[A run of records]
(begin)

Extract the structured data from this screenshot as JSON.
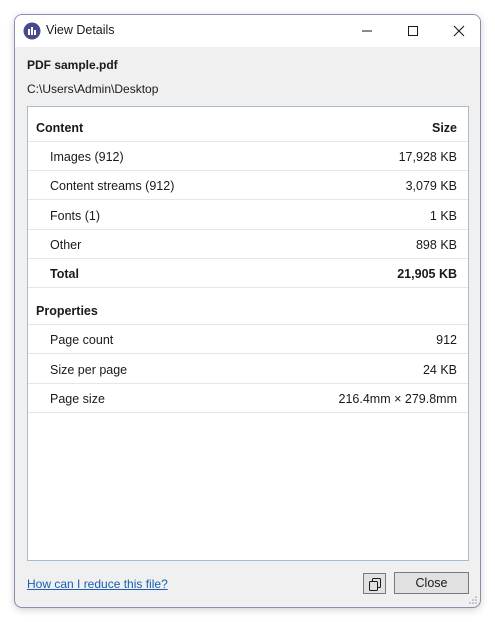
{
  "window": {
    "title": "View Details",
    "accent": "#1a5fb4"
  },
  "file": {
    "name": "PDF sample.pdf",
    "path": "C:\\Users\\Admin\\Desktop"
  },
  "content": {
    "header_label": "Content",
    "header_value": "Size",
    "rows": [
      {
        "label": "Images (912)",
        "value": "17,928 KB"
      },
      {
        "label": "Content streams (912)",
        "value": "3,079 KB"
      },
      {
        "label": "Fonts (1)",
        "value": "1 KB"
      },
      {
        "label": "Other",
        "value": "898 KB"
      }
    ],
    "total_label": "Total",
    "total_value": "21,905 KB"
  },
  "properties": {
    "header_label": "Properties",
    "rows": [
      {
        "label": "Page count",
        "value": "912"
      },
      {
        "label": "Size per page",
        "value": "24 KB"
      },
      {
        "label": "Page size",
        "value": "216.4mm × 279.8mm"
      }
    ]
  },
  "footer": {
    "link_text": "How can I reduce this file?",
    "close_label": "Close",
    "copy_icon": "copy-icon"
  }
}
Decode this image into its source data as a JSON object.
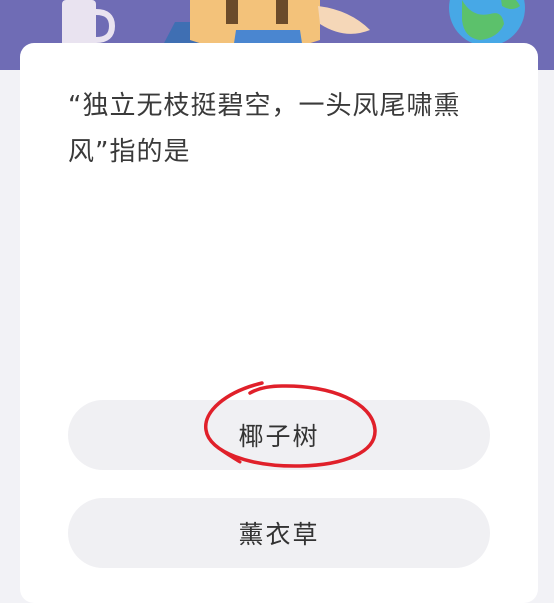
{
  "question": {
    "text": "“独立无枝挺碧空，一头凤尾啸熏风”指的是"
  },
  "options": [
    {
      "label": "椰子树"
    },
    {
      "label": "薰衣草"
    }
  ],
  "colors": {
    "banner": "#6f6cb5",
    "card": "#ffffff",
    "option_bg": "#f0f0f3",
    "annotation_circle": "#e0202a"
  },
  "annotation": {
    "type": "hand-drawn circle around first option"
  }
}
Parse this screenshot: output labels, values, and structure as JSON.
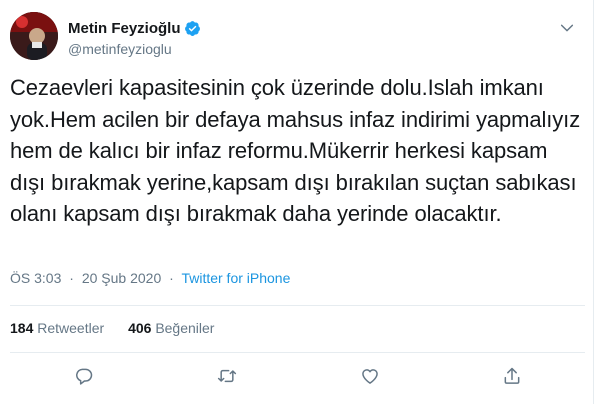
{
  "user": {
    "name": "Metin Feyzioğlu",
    "handle": "@metinfeyzioglu",
    "verified": true
  },
  "tweet": {
    "text": "Cezaevleri kapasitesinin çok üzerinde dolu.Islah imkanı yok.Hem acilen bir defaya mahsus infaz indirimi yapmalıyız hem de kalıcı bir infaz reformu.Mükerrir herkesi kapsam dışı bırakmak yerine,kapsam dışı bırakılan suçtan sabıkası olanı kapsam dışı bırakmak daha yerinde olacaktır."
  },
  "meta": {
    "time": "ÖS 3:03",
    "separator": "·",
    "date": "20 Şub 2020",
    "source": "Twitter for iPhone"
  },
  "stats": {
    "retweets_count": "184",
    "retweets_label": "Retweetler",
    "likes_count": "406",
    "likes_label": "Beğeniler"
  },
  "icons": {
    "verified": "verified-badge-icon",
    "caret": "chevron-down-icon",
    "reply": "reply-icon",
    "retweet": "retweet-icon",
    "like": "heart-icon",
    "share": "share-icon"
  },
  "colors": {
    "accent": "#1b95e0",
    "verified": "#1da1f2",
    "text": "#14171a",
    "secondary": "#657786",
    "divider": "#e6ecf0"
  }
}
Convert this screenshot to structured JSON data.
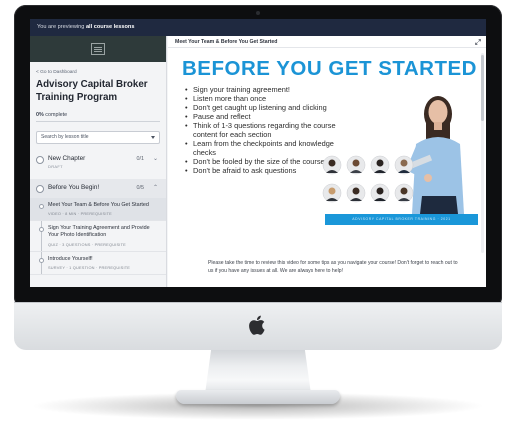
{
  "preview_bar": {
    "prefix": "You are previewing",
    "emphasis": "all course lessons"
  },
  "sidebar": {
    "back_link": "< Go to Dashboard",
    "course_title": "Advisory Capital Broker Training Program",
    "progress": {
      "percent_label": "0%",
      "suffix": " complete",
      "value": 0
    },
    "search_placeholder": "Search by lesson title",
    "chapters": [
      {
        "title": "New Chapter",
        "subtitle": "DRAFT",
        "count": "0/1",
        "chevron": "⌄"
      },
      {
        "title": "Before You Begin!",
        "count": "0/5",
        "chevron": "⌃"
      }
    ],
    "lessons": [
      {
        "title": "Meet Your Team & Before You Get Started",
        "meta": "VIDEO · 8 MIN · PREREQUISITE"
      },
      {
        "title": "Sign Your Training Agreement and Provide Your Photo Identification",
        "meta": "QUIZ · 3 QUESTIONS · PREREQUISITE"
      },
      {
        "title": "Introduce Yourself!",
        "meta": "SURVEY · 1 QUESTION · PREREQUISITE"
      }
    ]
  },
  "main": {
    "lesson_title": "Meet Your Team & Before You Get Started",
    "slide": {
      "title": "BEFORE YOU GET STARTED",
      "bullets": [
        "Sign your training agreement!",
        "Listen more than once",
        "Don't get caught up listening and clicking",
        "Pause and reflect",
        "Think of 1-3 questions regarding the course content for each section",
        "Learn from the checkpoints and knowledge checks",
        "Don't be fooled by the size of the course",
        "Don't be afraid to ask questions"
      ],
      "banner": "ADVISORY CAPITAL BROKER TRAINING · 2021"
    },
    "description": "Please take the time to review this video for some tips as you navigate your course! Don't forget to reach out to us if you have any issues at all. We are always here to help!"
  },
  "colors": {
    "accent": "#1b94d6",
    "preview_bar": "#1f2940",
    "sidebar_header": "#2e3a3a"
  }
}
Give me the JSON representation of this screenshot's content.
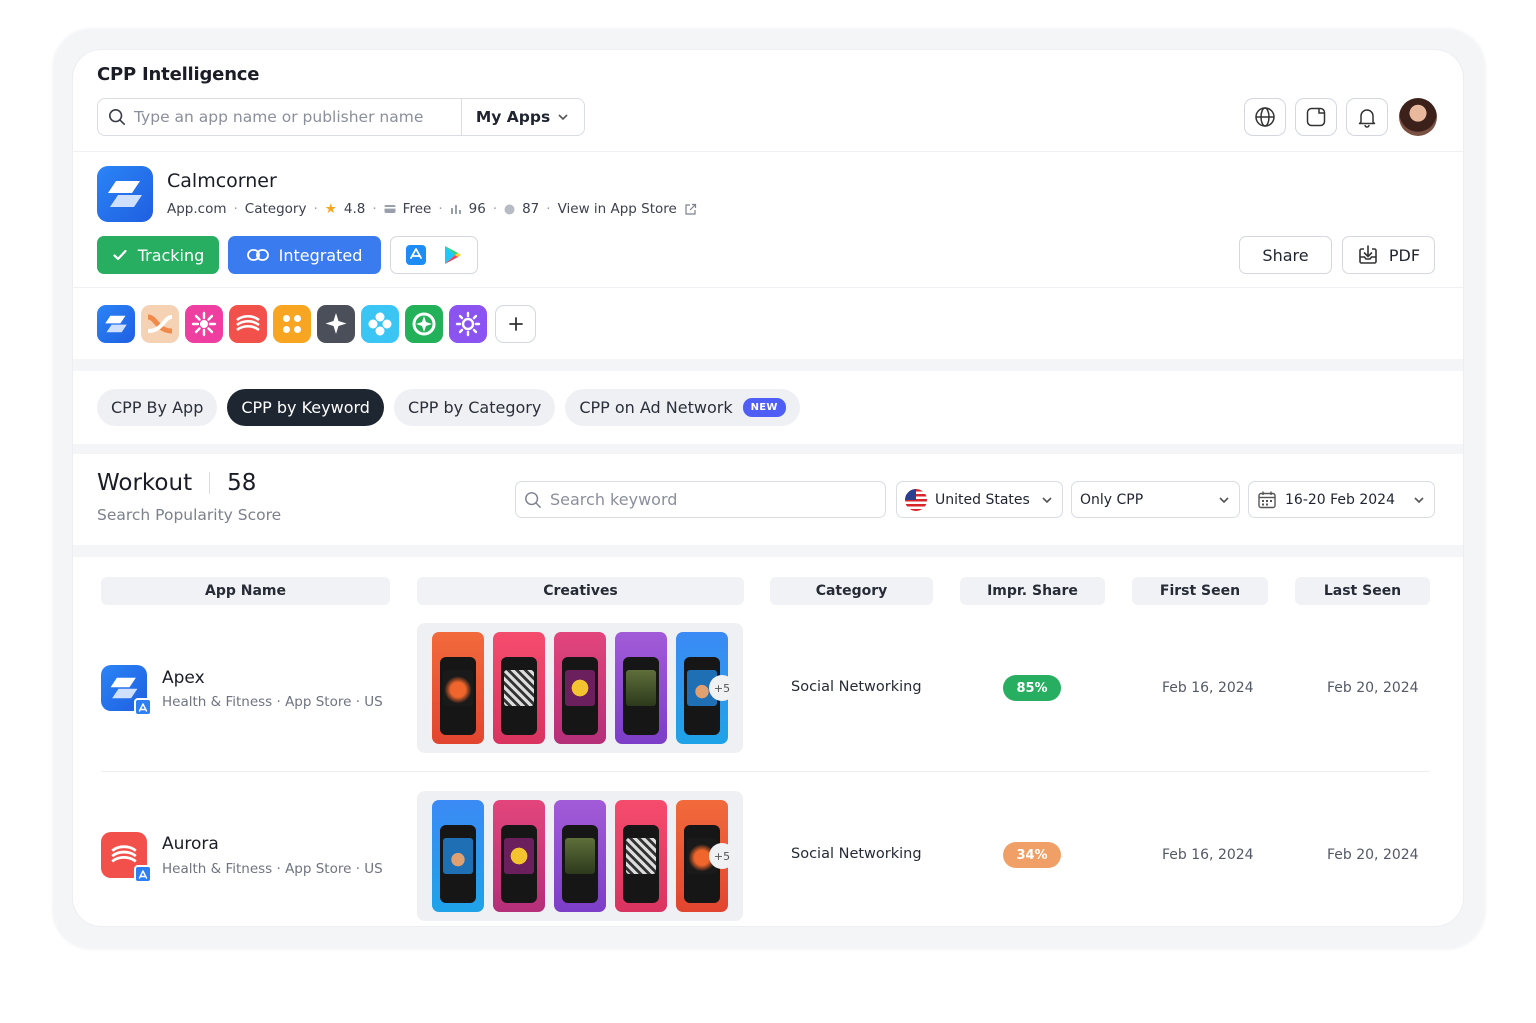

(end)

## OBJECTIVE
Give back the whole listing as it stands, minus its pictures.

## SOLUTION FOR THIS EXERCISE
Extract the structured data from this screenshot as JSON.
{
  "window": {
    "title": "View Details",
    "accent": "#1a5fb4"
  },
  "file": {
    "name": "PDF sample.pdf",
    "path": "C:\\Users\\Admin\\Desktop"
  },
  "content": {
    "header_label": "Content",
    "header_value": "Size",
    "rows": [
      {
        "label": "Images (912)",
        "value": "17,928 KB"
      },
      {
        "label": "Content streams (912)",
        "value": "3,079 KB"
      },
      {
        "label": "Fonts (1)",
        "value": "1 KB"
      },
      {
        "label": "Other",
        "value": "898 KB"
      }
    ],
    "total_label": "Total",
    "total_value": "21,905 KB"
  },
  "properties": {
    "header_label": "Properties",
    "rows": [
      {
        "label": "Page count",
        "value": "912"
      },
      {
        "label": "Size per page",
        "value": "24 KB"
      },
      {
        "label": "Page size",
        "value": "216.4mm × 279.8mm"
      }
    ]
  },
  "footer": {
    "link_text": "How can I reduce this file?",
    "close_label": "Close",
    "copy_icon": "copy-icon"
  }
}
Decode this image into its source data as a JSON object.
{
  "question": {
    "text": "“独立无枝挺碧空，一头凤尾啸熏风”指的是"
  },
  "options": [
    {
      "label": "椰子树"
    },
    {
      "label": "薰衣草"
    }
  ],
  "colors": {
    "banner": "#6f6cb5",
    "card": "#ffffff",
    "option_bg": "#f0f0f3",
    "annotation_circle": "#e0202a"
  },
  "annotation": {
    "type": "hand-drawn circle around first option"
  }
}
Parse this screenshot: output labels, values, and structure as JSON.
{
  "user": {
    "name": "Metin Feyzioğlu",
    "handle": "@metinfeyzioglu",
    "verified": true
  },
  "tweet": {
    "text": "Cezaevleri kapasitesinin çok üzerinde dolu.Islah imkanı yok.Hem acilen bir defaya mahsus infaz indirimi yapmalıyız hem de kalıcı bir infaz reformu.Mükerrir herkesi kapsam dışı bırakmak yerine,kapsam dışı bırakılan suçtan sabıkası olanı kapsam dışı bırakmak daha yerinde olacaktır."
  },
  "meta": {
    "time": "ÖS 3:03",
    "separator": "·",
    "date": "20 Şub 2020",
    "source": "Twitter for iPhone"
  },
  "stats": {
    "retweets_count": "184",
    "retweets_label": "Retweetler",
    "likes_count": "406",
    "likes_label": "Beğeniler"
  },
  "icons": {
    "verified": "verified-badge-icon",
    "caret": "chevron-down-icon",
    "reply": "reply-icon",
    "retweet": "retweet-icon",
    "like": "heart-icon",
    "share": "share-icon"
  },
  "colors": {
    "accent": "#1b95e0",
    "verified": "#1da1f2",
    "text": "#14171a",
    "secondary": "#657786",
    "divider": "#e6ecf0"
  }
}
Convert this screenshot to structured JSON data.
{
  "preview_bar": {
    "prefix": "You are previewing",
    "emphasis": "all course lessons"
  },
  "sidebar": {
    "back_link": "< Go to Dashboard",
    "course_title": "Advisory Capital Broker Training Program",
    "progress": {
      "percent_label": "0%",
      "suffix": " complete",
      "value": 0
    },
    "search_placeholder": "Search by lesson title",
    "chapters": [
      {
        "title": "New Chapter",
        "subtitle": "DRAFT",
        "count": "0/1",
        "chevron": "⌄"
      },
      {
        "title": "Before You Begin!",
        "count": "0/5",
        "chevron": "⌃"
      }
    ],
    "lessons": [
      {
        "title": "Meet Your Team & Before You Get Started",
        "meta": "VIDEO · 8 MIN · PREREQUISITE"
      },
      {
        "title": "Sign Your Training Agreement and Provide Your Photo Identification",
        "meta": "QUIZ · 3 QUESTIONS · PREREQUISITE"
      },
      {
        "title": "Introduce Yourself!",
        "meta": "SURVEY · 1 QUESTION · PREREQUISITE"
      }
    ]
  },
  "main": {
    "lesson_title": "Meet Your Team & Before You Get Started",
    "slide": {
      "title": "BEFORE YOU GET STARTED",
      "bullets": [
        "Sign your training agreement!",
        "Listen more than once",
        "Don't get caught up listening and clicking",
        "Pause and reflect",
        "Think of 1-3 questions regarding the course content for each section",
        "Learn from the checkpoints and knowledge checks",
        "Don't be fooled by the size of the course",
        "Don't be afraid to ask questions"
      ],
      "banner": "ADVISORY CAPITAL BROKER TRAINING · 2021"
    },
    "description": "Please take the time to review this video for some tips as you navigate your course! Don't forget to reach out to us if you have any issues at all. We are always here to help!"
  },
  "colors": {
    "accent": "#1b94d6",
    "preview_bar": "#1f2940",
    "sidebar_header": "#2e3a3a"
  }
}
Give me the JSON representation of this screenshot's content.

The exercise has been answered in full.